# Exercise goal
Please pull out every line that includes the string "ASUS".

# Records for processing
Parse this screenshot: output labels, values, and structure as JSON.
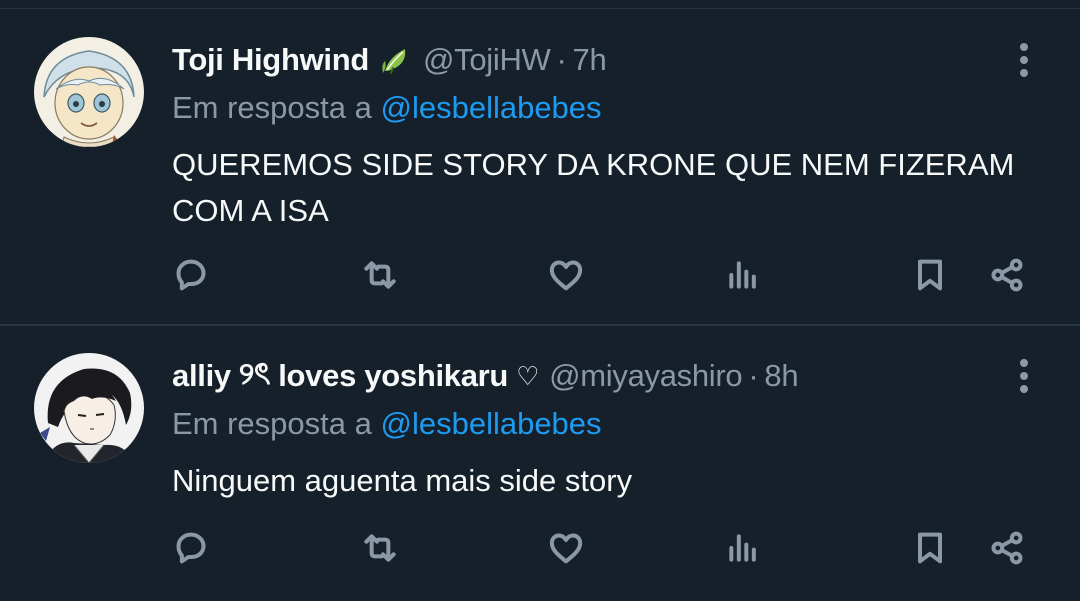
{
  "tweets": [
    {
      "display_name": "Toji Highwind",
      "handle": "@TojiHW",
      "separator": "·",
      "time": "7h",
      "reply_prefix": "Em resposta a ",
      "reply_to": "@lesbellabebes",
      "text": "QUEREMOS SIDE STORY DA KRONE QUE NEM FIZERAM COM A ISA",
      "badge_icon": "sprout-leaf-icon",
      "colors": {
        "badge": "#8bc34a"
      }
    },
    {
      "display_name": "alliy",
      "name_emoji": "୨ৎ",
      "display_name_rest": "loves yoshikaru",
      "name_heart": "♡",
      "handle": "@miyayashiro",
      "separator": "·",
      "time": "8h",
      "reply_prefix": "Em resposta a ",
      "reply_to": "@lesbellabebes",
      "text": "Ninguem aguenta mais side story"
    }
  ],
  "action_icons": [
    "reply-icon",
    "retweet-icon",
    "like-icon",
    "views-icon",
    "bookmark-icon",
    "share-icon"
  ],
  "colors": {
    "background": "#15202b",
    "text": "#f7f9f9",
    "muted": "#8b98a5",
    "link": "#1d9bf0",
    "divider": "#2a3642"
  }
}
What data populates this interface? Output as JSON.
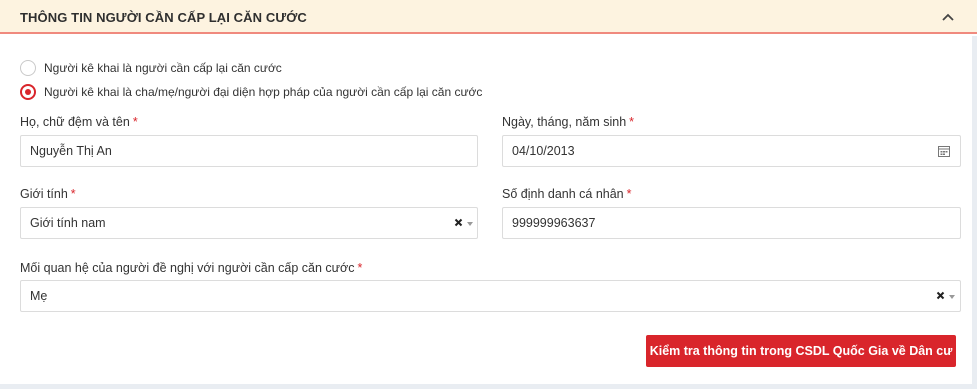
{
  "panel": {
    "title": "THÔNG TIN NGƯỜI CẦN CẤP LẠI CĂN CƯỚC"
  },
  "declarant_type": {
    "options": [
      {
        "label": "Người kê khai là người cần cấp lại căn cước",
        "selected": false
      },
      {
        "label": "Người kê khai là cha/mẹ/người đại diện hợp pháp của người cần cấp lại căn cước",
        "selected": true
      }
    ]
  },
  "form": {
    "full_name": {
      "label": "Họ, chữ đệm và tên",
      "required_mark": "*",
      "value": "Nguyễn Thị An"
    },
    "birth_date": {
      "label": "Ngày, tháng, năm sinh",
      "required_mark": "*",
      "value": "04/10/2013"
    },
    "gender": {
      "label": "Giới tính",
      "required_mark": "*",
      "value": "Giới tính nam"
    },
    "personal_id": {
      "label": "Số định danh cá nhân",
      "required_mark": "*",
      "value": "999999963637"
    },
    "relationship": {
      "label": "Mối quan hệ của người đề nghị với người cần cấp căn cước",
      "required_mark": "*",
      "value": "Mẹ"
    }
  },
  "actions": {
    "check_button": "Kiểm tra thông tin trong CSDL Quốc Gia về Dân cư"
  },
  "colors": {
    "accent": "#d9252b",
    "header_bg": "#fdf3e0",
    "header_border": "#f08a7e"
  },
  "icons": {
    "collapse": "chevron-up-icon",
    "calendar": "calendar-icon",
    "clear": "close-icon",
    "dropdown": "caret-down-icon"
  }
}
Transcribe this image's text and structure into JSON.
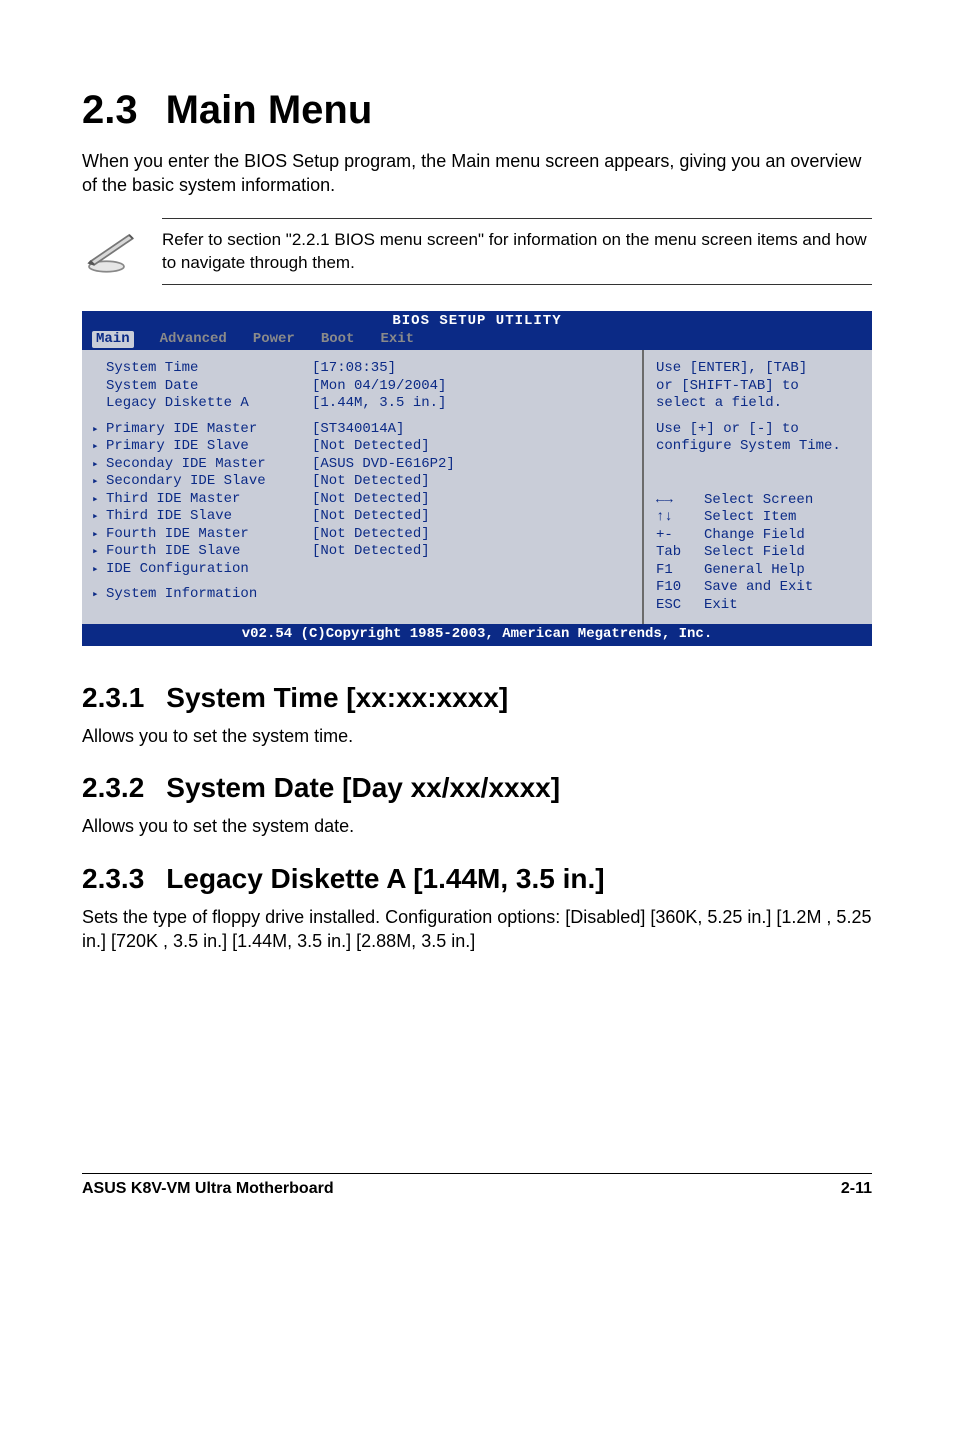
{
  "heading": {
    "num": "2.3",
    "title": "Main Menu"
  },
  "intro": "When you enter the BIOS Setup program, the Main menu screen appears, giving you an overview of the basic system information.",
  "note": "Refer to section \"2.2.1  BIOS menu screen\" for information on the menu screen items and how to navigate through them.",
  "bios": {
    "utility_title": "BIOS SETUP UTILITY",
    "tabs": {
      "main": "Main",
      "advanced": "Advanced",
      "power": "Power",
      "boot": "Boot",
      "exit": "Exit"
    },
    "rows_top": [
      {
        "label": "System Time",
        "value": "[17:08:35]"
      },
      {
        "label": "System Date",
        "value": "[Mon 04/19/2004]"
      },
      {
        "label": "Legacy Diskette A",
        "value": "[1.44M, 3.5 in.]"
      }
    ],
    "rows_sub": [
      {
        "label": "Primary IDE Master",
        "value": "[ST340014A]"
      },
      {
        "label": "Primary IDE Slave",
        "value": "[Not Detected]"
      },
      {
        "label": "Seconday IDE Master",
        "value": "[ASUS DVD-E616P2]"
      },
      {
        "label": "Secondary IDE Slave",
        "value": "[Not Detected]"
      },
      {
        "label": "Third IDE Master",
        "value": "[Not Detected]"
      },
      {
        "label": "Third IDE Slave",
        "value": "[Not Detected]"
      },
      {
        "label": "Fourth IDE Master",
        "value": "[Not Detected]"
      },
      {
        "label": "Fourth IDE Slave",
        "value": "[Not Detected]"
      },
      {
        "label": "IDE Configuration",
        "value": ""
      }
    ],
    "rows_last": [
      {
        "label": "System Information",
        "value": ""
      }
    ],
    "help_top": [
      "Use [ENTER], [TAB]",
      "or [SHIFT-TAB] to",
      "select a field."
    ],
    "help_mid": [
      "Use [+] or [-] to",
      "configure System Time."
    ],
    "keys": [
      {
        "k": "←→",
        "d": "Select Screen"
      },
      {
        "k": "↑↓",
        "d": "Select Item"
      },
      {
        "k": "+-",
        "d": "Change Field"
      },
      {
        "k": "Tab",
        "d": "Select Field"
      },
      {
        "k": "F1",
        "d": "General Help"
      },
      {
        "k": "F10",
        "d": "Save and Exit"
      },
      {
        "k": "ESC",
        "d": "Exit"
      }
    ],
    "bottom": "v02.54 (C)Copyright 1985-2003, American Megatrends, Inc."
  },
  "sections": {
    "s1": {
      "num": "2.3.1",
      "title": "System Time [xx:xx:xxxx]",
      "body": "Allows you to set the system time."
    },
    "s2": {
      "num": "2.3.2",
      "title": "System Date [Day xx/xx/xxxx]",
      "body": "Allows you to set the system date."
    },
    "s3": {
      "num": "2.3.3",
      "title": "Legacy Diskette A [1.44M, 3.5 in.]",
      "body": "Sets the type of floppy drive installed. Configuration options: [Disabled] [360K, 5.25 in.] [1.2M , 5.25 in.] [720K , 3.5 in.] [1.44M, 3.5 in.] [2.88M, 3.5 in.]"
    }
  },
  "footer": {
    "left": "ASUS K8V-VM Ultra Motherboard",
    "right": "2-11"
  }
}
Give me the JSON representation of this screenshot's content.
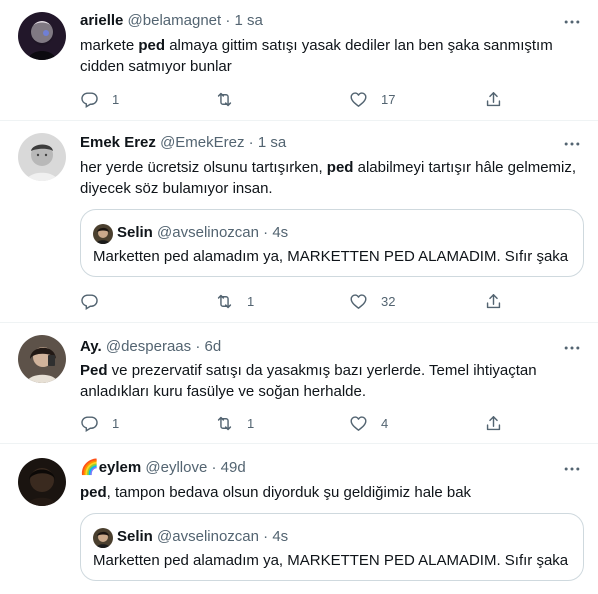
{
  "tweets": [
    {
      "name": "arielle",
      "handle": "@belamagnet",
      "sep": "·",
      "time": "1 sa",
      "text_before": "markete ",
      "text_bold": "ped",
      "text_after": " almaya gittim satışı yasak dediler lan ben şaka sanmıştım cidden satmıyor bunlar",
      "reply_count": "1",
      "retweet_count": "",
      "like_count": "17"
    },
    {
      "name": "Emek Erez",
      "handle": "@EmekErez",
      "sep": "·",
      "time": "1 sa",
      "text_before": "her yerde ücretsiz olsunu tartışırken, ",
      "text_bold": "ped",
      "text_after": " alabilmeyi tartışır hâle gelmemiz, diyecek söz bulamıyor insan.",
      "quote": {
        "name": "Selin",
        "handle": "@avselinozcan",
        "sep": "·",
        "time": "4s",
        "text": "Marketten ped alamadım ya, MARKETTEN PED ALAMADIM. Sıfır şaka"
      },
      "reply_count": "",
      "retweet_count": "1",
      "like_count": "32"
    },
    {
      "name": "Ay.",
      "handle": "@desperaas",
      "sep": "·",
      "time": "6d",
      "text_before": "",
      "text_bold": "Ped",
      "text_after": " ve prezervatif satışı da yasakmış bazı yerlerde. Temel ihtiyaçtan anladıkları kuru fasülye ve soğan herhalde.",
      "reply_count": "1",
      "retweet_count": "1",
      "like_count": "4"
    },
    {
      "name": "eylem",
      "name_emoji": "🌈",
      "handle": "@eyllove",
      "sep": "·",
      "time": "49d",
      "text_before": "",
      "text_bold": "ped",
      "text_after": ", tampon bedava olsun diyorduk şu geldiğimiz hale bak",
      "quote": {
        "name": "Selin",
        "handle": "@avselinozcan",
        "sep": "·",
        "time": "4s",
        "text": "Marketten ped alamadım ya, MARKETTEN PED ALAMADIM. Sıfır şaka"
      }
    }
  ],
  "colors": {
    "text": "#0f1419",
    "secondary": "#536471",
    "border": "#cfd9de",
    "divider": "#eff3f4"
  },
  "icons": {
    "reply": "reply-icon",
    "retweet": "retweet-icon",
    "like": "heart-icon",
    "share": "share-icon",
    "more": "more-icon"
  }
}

# Worked answer
        "value": "[ASUS DVD-E616P2]"
    "left": "ASUS K8V-VM Ultra Motherboard",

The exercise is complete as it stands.